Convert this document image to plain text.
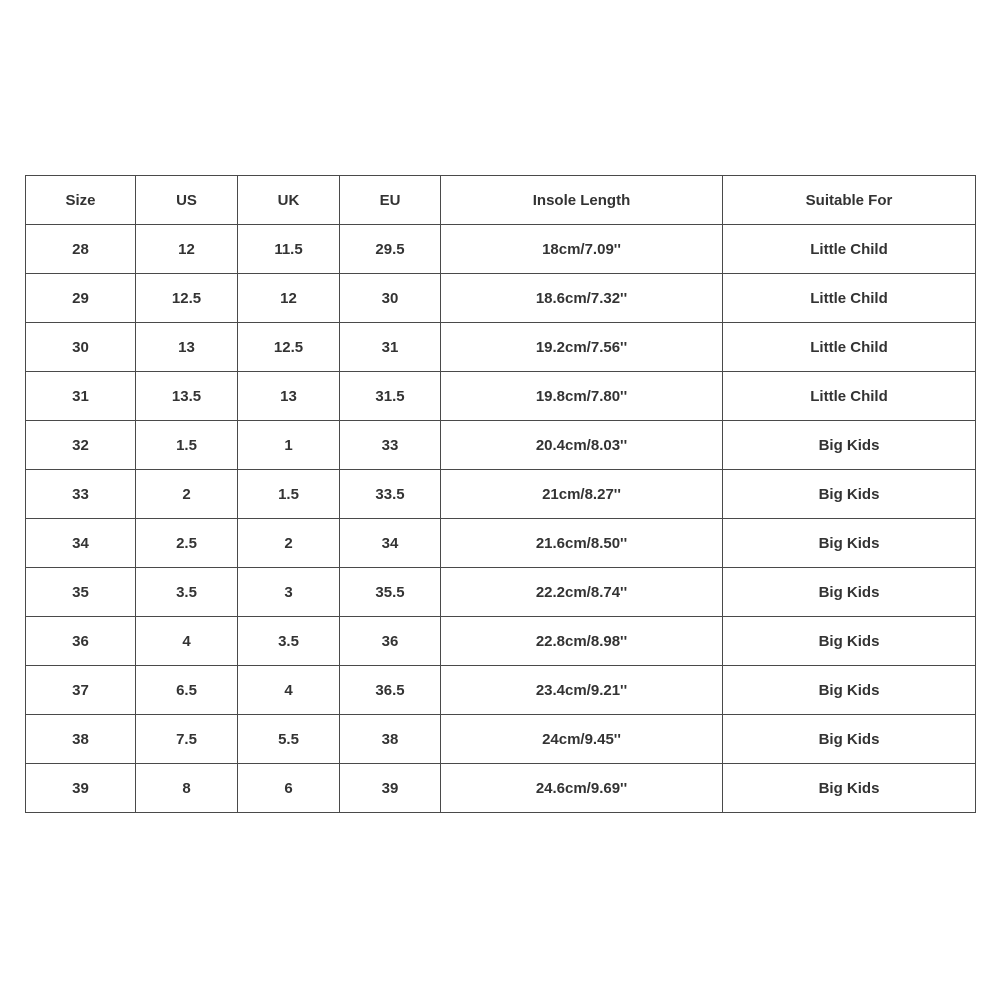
Size	US	UK	EU	Insole Length	Suitable For
28	12	11.5	29.5	18cm/7.09''	Little Child
29	12.5	12	30	18.6cm/7.32''	Little Child
30	13	12.5	31	19.2cm/7.56''	Little Child
31	13.5	13	31.5	19.8cm/7.80''	Little Child
32	1.5	1	33	20.4cm/8.03''	Big Kids
33	2	1.5	33.5	21cm/8.27''	Big Kids
34	2.5	2	34	21.6cm/8.50''	Big Kids
35	3.5	3	35.5	22.2cm/8.74''	Big Kids
36	4	3.5	36	22.8cm/8.98''	Big Kids
37	6.5	4	36.5	23.4cm/9.21''	Big Kids
38	7.5	5.5	38	24cm/9.45''	Big Kids
39	8	6	39	24.6cm/9.69''	Big Kids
--- --- ---
### Exercise directions
Write out the whole listing exactly, and drop the pictures.

### Written response
Convert this document image to plain text.
Size	US	UK	EU	Insole Length	Suitable For
28	12	11.5	29.5	18cm/7.09''	Little Child
29	12.5	12	30	18.6cm/7.32''	Little Child
30	13	12.5	31	19.2cm/7.56''	Little Child
31	13.5	13	31.5	19.8cm/7.80''	Little Child
32	1.5	1	33	20.4cm/8.03''	Big Kids
33	2	1.5	33.5	21cm/8.27''	Big Kids
34	2.5	2	34	21.6cm/8.50''	Big Kids
35	3.5	3	35.5	22.2cm/8.74''	Big Kids
36	4	3.5	36	22.8cm/8.98''	Big Kids
37	6.5	4	36.5	23.4cm/9.21''	Big Kids
38	7.5	5.5	38	24cm/9.45''	Big Kids
39	8	6	39	24.6cm/9.69''	Big Kids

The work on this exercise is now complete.